[Data records]
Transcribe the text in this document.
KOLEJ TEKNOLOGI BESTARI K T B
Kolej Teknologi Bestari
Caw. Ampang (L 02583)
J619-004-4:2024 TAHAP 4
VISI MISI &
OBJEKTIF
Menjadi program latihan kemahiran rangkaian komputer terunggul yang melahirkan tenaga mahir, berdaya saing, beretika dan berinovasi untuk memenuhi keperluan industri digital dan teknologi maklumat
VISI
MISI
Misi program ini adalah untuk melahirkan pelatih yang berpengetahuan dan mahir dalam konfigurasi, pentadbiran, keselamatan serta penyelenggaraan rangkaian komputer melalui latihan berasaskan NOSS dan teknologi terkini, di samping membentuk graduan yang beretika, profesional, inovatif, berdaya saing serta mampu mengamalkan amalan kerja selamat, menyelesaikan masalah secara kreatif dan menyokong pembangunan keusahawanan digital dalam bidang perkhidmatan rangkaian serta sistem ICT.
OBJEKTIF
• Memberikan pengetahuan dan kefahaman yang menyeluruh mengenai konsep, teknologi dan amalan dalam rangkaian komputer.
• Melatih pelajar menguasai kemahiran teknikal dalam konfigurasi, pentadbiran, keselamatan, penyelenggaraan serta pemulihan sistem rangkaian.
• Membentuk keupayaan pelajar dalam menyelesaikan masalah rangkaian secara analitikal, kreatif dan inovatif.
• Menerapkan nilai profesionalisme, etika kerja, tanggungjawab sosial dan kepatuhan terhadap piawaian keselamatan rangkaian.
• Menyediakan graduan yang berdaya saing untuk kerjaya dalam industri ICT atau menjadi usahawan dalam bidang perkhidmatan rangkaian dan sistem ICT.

> **Problem to solve**:
List every line from the entries above in which "masalah" appears.

> **Solution to this problem**:
Misi program ini adalah untuk melahirkan pelatih yang berpengetahuan dan mahir dalam konfigurasi, pentadbiran, keselamatan serta penyelenggaraan rangkaian komputer melalui latihan berasaskan NOSS dan teknologi terkini, di samping membentuk graduan yang beretika, profesional, inovatif, berdaya saing serta mampu mengamalkan amalan kerja selamat, menyelesaikan masalah secara kreatif dan menyokong pembangunan keusahawanan digital dalam bidang perkhidmatan rangkaian serta sistem ICT.
• Membentuk keupayaan pelajar dalam menyelesaikan masalah rangkaian secara analitikal, kreatif dan inovatif.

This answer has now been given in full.